------ DATASET EXTRACT ------
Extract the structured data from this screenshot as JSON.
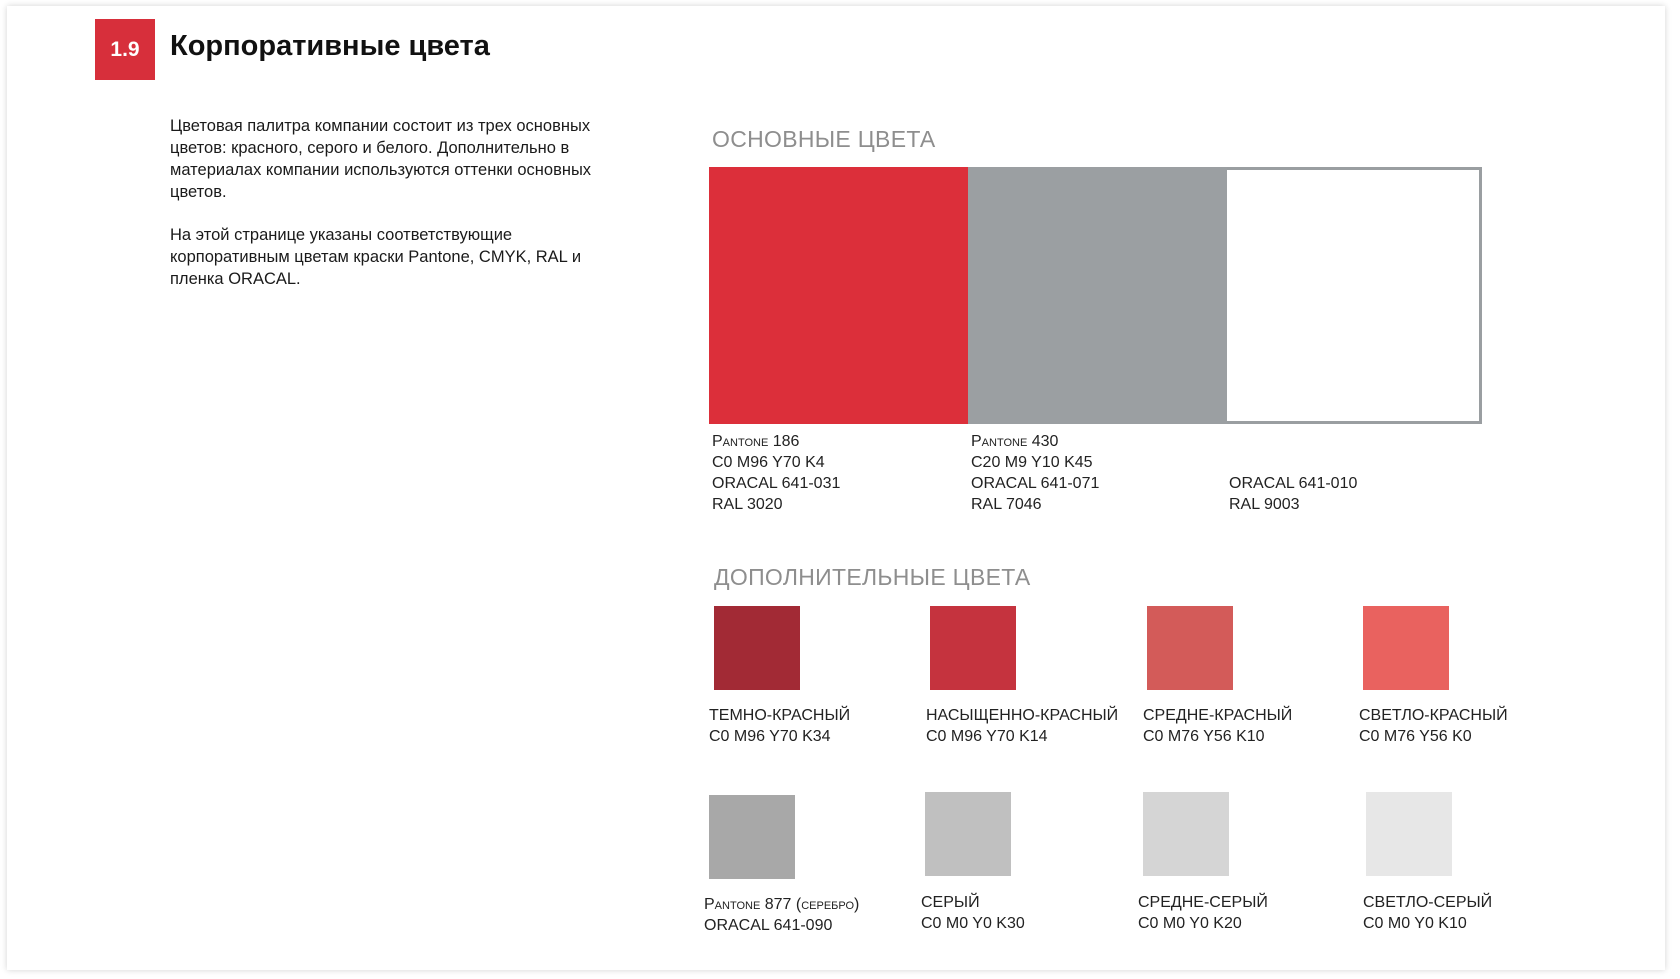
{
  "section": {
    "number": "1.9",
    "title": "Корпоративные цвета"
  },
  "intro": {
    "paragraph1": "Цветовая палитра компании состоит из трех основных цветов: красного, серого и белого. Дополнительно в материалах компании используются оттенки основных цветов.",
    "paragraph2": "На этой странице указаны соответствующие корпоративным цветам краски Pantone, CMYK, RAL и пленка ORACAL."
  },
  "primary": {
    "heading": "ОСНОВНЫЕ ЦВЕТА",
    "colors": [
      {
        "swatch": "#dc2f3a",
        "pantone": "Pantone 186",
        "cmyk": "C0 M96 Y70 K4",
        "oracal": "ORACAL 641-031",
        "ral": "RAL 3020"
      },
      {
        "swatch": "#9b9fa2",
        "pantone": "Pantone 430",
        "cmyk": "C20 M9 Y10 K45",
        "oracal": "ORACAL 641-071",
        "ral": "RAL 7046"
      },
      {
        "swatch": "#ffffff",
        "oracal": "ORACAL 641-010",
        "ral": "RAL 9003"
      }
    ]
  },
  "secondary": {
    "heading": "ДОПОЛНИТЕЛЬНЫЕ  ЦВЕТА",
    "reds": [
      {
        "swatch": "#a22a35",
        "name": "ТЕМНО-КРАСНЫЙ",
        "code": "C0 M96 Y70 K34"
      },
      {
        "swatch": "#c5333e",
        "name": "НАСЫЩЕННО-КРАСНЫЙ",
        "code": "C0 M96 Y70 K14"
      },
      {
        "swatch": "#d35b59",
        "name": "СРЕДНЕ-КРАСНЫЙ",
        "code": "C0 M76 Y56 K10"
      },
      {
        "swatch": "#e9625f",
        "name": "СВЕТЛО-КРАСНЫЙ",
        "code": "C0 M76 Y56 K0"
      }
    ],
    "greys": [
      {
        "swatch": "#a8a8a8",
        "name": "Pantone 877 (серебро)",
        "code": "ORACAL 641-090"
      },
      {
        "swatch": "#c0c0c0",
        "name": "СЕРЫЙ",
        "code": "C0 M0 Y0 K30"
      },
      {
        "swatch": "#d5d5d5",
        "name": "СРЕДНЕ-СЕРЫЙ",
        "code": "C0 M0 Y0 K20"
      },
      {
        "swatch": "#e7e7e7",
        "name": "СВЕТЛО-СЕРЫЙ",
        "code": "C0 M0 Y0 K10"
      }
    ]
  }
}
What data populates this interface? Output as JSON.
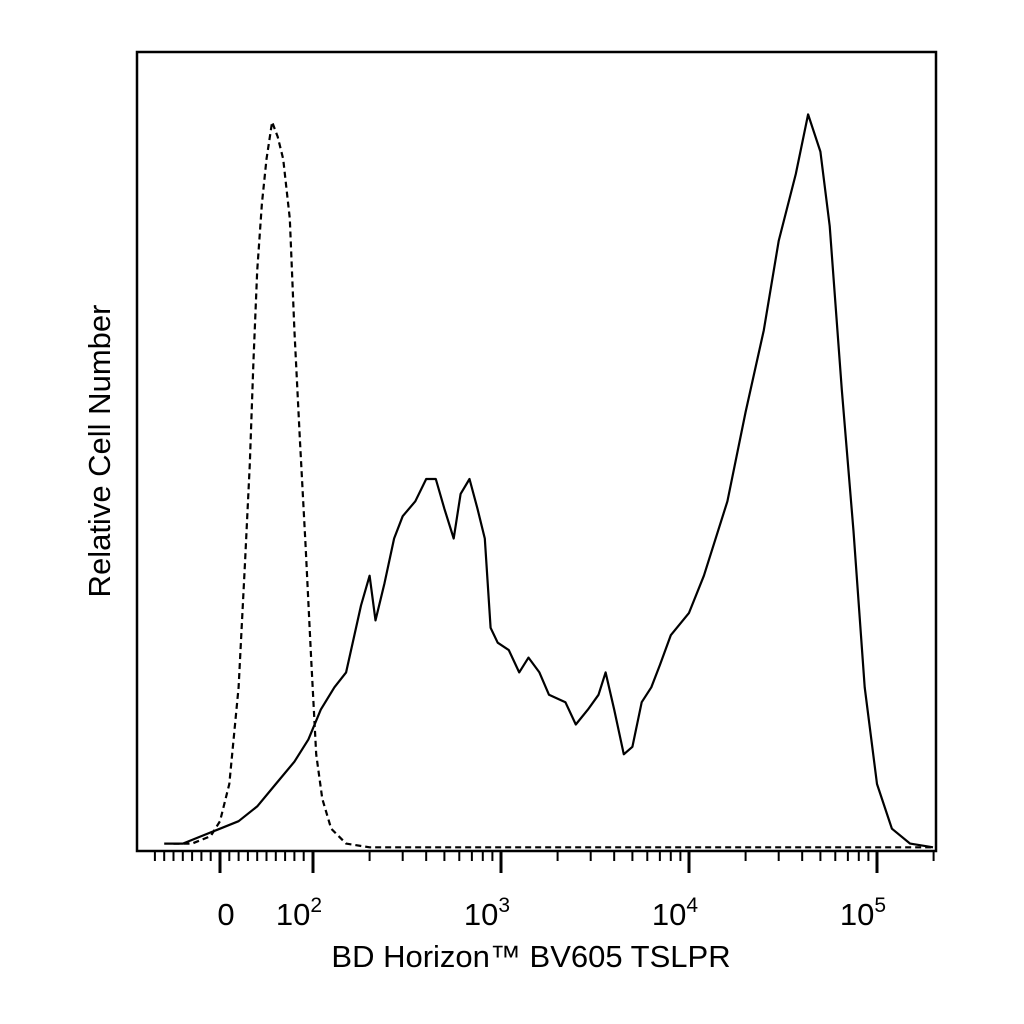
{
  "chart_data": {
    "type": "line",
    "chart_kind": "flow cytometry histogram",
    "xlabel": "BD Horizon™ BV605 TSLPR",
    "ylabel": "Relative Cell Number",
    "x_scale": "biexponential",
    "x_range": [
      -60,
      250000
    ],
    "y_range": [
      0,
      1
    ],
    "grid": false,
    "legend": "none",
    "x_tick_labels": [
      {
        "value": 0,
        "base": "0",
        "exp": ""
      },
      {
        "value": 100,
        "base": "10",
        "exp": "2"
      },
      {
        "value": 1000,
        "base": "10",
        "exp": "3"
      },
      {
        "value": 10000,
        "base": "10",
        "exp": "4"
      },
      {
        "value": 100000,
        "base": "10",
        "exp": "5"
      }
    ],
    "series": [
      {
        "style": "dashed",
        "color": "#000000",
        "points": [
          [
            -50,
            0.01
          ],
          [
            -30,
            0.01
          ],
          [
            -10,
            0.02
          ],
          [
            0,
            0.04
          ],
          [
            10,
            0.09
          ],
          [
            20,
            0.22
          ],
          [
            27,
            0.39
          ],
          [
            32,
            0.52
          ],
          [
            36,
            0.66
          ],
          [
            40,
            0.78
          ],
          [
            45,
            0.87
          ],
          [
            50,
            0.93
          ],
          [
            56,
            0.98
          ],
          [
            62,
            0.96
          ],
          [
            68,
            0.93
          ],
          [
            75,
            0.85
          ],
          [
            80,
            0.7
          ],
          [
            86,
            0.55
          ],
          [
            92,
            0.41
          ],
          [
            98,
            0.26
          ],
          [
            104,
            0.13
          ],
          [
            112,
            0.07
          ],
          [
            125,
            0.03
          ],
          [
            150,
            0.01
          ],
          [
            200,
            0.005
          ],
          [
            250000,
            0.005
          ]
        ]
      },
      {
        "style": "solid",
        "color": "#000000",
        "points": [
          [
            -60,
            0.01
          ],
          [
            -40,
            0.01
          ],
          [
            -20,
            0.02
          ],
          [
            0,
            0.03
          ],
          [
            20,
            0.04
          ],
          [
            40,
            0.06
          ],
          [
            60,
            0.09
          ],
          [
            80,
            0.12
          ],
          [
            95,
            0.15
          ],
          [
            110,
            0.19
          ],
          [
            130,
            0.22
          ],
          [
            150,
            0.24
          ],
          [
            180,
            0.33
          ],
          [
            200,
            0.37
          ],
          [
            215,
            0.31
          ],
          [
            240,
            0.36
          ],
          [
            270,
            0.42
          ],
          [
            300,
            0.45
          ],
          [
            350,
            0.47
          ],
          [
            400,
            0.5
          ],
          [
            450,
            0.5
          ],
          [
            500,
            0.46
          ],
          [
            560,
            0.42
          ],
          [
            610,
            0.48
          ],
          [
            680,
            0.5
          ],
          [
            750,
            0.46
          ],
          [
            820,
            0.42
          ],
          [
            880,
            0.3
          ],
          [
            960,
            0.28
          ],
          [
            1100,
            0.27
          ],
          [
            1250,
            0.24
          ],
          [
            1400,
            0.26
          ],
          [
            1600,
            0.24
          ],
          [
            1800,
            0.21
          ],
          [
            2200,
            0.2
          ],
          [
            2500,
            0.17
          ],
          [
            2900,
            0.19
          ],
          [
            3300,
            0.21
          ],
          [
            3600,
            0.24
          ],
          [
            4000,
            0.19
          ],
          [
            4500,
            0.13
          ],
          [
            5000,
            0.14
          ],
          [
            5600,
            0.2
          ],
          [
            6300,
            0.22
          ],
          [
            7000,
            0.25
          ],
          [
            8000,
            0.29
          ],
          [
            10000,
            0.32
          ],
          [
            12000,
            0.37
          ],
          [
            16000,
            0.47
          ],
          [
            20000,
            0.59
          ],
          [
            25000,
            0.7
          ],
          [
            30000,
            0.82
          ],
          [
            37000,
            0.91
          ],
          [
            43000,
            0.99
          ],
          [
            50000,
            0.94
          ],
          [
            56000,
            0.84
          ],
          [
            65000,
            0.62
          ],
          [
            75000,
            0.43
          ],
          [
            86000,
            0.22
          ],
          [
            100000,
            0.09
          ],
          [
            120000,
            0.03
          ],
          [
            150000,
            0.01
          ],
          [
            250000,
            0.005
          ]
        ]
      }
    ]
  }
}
------
— WHAT YOU ARE ASKED TO DO —
Repeat each entry exactly. Pictures do not belong in the copy.

— RESPONSE TO THIS EXERCISE —
Extract the structured data from this screenshot as JSON.
{
  "section": {
    "number": "1.9",
    "title": "Корпоративные цвета"
  },
  "intro": {
    "paragraph1": "Цветовая палитра компании состоит из трех основных цветов: красного, серого и белого. Дополнительно в материалах компании используются оттенки основных цветов.",
    "paragraph2": "На этой странице указаны соответствующие корпоративным цветам краски Pantone, CMYK, RAL и пленка ORACAL."
  },
  "primary": {
    "heading": "ОСНОВНЫЕ ЦВЕТА",
    "colors": [
      {
        "swatch": "#dc2f3a",
        "pantone": "Pantone 186",
        "cmyk": "C0 M96 Y70 K4",
        "oracal": "ORACAL 641-031",
        "ral": "RAL 3020"
      },
      {
        "swatch": "#9b9fa2",
        "pantone": "Pantone 430",
        "cmyk": "C20 M9 Y10 K45",
        "oracal": "ORACAL 641-071",
        "ral": "RAL 7046"
      },
      {
        "swatch": "#ffffff",
        "oracal": "ORACAL 641-010",
        "ral": "RAL 9003"
      }
    ]
  },
  "secondary": {
    "heading": "ДОПОЛНИТЕЛЬНЫЕ  ЦВЕТА",
    "reds": [
      {
        "swatch": "#a22a35",
        "name": "ТЕМНО-КРАСНЫЙ",
        "code": "C0 M96 Y70 K34"
      },
      {
        "swatch": "#c5333e",
        "name": "НАСЫЩЕННО-КРАСНЫЙ",
        "code": "C0 M96 Y70 K14"
      },
      {
        "swatch": "#d35b59",
        "name": "СРЕДНЕ-КРАСНЫЙ",
        "code": "C0 M76 Y56 K10"
      },
      {
        "swatch": "#e9625f",
        "name": "СВЕТЛО-КРАСНЫЙ",
        "code": "C0 M76 Y56 K0"
      }
    ],
    "greys": [
      {
        "swatch": "#a8a8a8",
        "name": "Pantone 877 (серебро)",
        "code": "ORACAL 641-090"
      },
      {
        "swatch": "#c0c0c0",
        "name": "СЕРЫЙ",
        "code": "C0 M0 Y0 K30"
      },
      {
        "swatch": "#d5d5d5",
        "name": "СРЕДНЕ-СЕРЫЙ",
        "code": "C0 M0 Y0 K20"
      },
      {
        "swatch": "#e7e7e7",
        "name": "СВЕТЛО-СЕРЫЙ",
        "code": "C0 M0 Y0 K10"
      }
    ]
  }
}
What data populates this interface? Output as JSON.
{
  "chart_data": {
    "type": "line",
    "chart_kind": "flow cytometry histogram",
    "xlabel": "BD Horizon™ BV605 TSLPR",
    "ylabel": "Relative Cell Number",
    "x_scale": "biexponential",
    "x_range": [
      -60,
      250000
    ],
    "y_range": [
      0,
      1
    ],
    "grid": false,
    "legend": "none",
    "x_tick_labels": [
      {
        "value": 0,
        "base": "0",
        "exp": ""
      },
      {
        "value": 100,
        "base": "10",
        "exp": "2"
      },
      {
        "value": 1000,
        "base": "10",
        "exp": "3"
      },
      {
        "value": 10000,
        "base": "10",
        "exp": "4"
      },
      {
        "value": 100000,
        "base": "10",
        "exp": "5"
      }
    ],
    "series": [
      {
        "style": "dashed",
        "color": "#000000",
        "points": [
          [
            -50,
            0.01
          ],
          [
            -30,
            0.01
          ],
          [
            -10,
            0.02
          ],
          [
            0,
            0.04
          ],
          [
            10,
            0.09
          ],
          [
            20,
            0.22
          ],
          [
            27,
            0.39
          ],
          [
            32,
            0.52
          ],
          [
            36,
            0.66
          ],
          [
            40,
            0.78
          ],
          [
            45,
            0.87
          ],
          [
            50,
            0.93
          ],
          [
            56,
            0.98
          ],
          [
            62,
            0.96
          ],
          [
            68,
            0.93
          ],
          [
            75,
            0.85
          ],
          [
            80,
            0.7
          ],
          [
            86,
            0.55
          ],
          [
            92,
            0.41
          ],
          [
            98,
            0.26
          ],
          [
            104,
            0.13
          ],
          [
            112,
            0.07
          ],
          [
            125,
            0.03
          ],
          [
            150,
            0.01
          ],
          [
            200,
            0.005
          ],
          [
            250000,
            0.005
          ]
        ]
      },
      {
        "style": "solid",
        "color": "#000000",
        "points": [
          [
            -60,
            0.01
          ],
          [
            -40,
            0.01
          ],
          [
            -20,
            0.02
          ],
          [
            0,
            0.03
          ],
          [
            20,
            0.04
          ],
          [
            40,
            0.06
          ],
          [
            60,
            0.09
          ],
          [
            80,
            0.12
          ],
          [
            95,
            0.15
          ],
          [
            110,
            0.19
          ],
          [
            130,
            0.22
          ],
          [
            150,
            0.24
          ],
          [
            180,
            0.33
          ],
          [
            200,
            0.37
          ],
          [
            215,
            0.31
          ],
          [
            240,
            0.36
          ],
          [
            270,
            0.42
          ],
          [
            300,
            0.45
          ],
          [
            350,
            0.47
          ],
          [
            400,
            0.5
          ],
          [
            450,
            0.5
          ],
          [
            500,
            0.46
          ],
          [
            560,
            0.42
          ],
          [
            610,
            0.48
          ],
          [
            680,
            0.5
          ],
          [
            750,
            0.46
          ],
          [
            820,
            0.42
          ],
          [
            880,
            0.3
          ],
          [
            960,
            0.28
          ],
          [
            1100,
            0.27
          ],
          [
            1250,
            0.24
          ],
          [
            1400,
            0.26
          ],
          [
            1600,
            0.24
          ],
          [
            1800,
            0.21
          ],
          [
            2200,
            0.2
          ],
          [
            2500,
            0.17
          ],
          [
            2900,
            0.19
          ],
          [
            3300,
            0.21
          ],
          [
            3600,
            0.24
          ],
          [
            4000,
            0.19
          ],
          [
            4500,
            0.13
          ],
          [
            5000,
            0.14
          ],
          [
            5600,
            0.2
          ],
          [
            6300,
            0.22
          ],
          [
            7000,
            0.25
          ],
          [
            8000,
            0.29
          ],
          [
            10000,
            0.32
          ],
          [
            12000,
            0.37
          ],
          [
            16000,
            0.47
          ],
          [
            20000,
            0.59
          ],
          [
            25000,
            0.7
          ],
          [
            30000,
            0.82
          ],
          [
            37000,
            0.91
          ],
          [
            43000,
            0.99
          ],
          [
            50000,
            0.94
          ],
          [
            56000,
            0.84
          ],
          [
            65000,
            0.62
          ],
          [
            75000,
            0.43
          ],
          [
            86000,
            0.22
          ],
          [
            100000,
            0.09
          ],
          [
            120000,
            0.03
          ],
          [
            150000,
            0.01
          ],
          [
            250000,
            0.005
          ]
        ]
      }
    ]
  }
}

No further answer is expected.